[Start of Entries]
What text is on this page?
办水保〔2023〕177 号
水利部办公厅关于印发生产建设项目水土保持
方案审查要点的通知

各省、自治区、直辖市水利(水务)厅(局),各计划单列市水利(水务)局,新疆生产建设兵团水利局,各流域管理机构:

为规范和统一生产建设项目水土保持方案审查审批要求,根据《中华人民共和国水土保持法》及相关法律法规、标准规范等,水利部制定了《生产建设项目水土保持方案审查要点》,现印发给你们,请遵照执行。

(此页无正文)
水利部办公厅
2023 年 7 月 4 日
[End of Entries]
* _Task to carry out_: Output an exact copy of each record.

* _Written solution_:
What text is on this page?
办水保〔2023〕177 号
水利部办公厅关于印发生产建设项目水土保持
方案审查要点的通知

各省、自治区、直辖市水利(水务)厅(局),各计划单列市水利(水务)局,新疆生产建设兵团水利局,各流域管理机构:

为规范和统一生产建设项目水土保持方案审查审批要求,根据《中华人民共和国水土保持法》及相关法律法规、标准规范等,水利部制定了《生产建设项目水土保持方案审查要点》,现印发给你们,请遵照执行。

(此页无正文)
水利部办公厅
2023 年 7 月 4 日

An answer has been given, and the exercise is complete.